** Work required **
Using the listing below, please gather every line containing the word "name".

** Data section **

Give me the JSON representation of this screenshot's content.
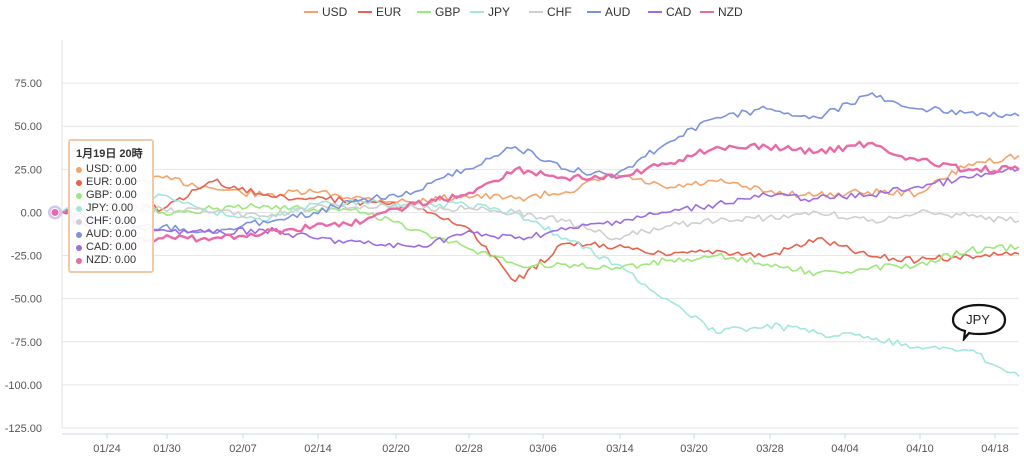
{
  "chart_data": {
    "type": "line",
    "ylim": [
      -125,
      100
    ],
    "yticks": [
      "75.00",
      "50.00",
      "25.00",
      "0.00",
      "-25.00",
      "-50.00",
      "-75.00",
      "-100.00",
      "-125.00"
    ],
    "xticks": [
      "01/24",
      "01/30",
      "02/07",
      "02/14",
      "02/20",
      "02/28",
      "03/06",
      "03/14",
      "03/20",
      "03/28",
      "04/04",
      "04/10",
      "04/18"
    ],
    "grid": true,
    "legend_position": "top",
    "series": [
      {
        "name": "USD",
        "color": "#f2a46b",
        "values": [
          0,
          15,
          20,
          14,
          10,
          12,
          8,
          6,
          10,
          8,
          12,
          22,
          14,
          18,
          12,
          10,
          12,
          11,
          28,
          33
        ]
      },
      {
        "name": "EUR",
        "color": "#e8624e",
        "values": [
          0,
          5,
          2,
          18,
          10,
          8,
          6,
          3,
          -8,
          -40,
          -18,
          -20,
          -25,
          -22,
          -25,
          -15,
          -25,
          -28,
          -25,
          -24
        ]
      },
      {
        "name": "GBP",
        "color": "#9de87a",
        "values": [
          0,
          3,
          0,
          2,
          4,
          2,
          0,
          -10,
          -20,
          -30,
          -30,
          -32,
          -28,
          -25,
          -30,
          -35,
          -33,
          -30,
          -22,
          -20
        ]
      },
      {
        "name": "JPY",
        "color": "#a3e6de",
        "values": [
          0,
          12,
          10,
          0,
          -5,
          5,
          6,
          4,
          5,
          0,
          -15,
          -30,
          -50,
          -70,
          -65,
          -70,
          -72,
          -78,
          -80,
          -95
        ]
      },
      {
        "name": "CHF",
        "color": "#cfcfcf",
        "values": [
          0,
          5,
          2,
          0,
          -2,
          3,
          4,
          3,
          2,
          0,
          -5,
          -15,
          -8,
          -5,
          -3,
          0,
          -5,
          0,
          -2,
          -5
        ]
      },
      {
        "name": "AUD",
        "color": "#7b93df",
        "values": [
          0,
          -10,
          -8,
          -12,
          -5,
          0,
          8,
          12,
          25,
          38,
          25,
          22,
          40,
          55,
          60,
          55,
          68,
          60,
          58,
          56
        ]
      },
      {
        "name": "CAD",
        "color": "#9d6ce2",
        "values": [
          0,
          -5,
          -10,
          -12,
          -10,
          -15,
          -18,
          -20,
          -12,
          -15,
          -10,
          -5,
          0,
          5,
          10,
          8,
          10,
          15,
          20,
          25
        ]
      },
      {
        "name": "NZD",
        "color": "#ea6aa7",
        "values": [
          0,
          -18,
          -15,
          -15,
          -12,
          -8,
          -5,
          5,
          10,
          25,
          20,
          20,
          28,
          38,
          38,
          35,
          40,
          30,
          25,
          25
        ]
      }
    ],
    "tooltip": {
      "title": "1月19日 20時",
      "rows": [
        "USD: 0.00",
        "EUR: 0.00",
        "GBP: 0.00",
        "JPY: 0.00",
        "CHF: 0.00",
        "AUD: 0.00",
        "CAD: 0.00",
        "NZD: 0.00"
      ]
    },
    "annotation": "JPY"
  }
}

** Correct answer **
        "name": "USD",
        "name": "EUR",
        "name": "GBP",
        "name": "JPY",
        "name": "CHF",
        "name": "AUD",
        "name": "CAD",
        "name": "NZD",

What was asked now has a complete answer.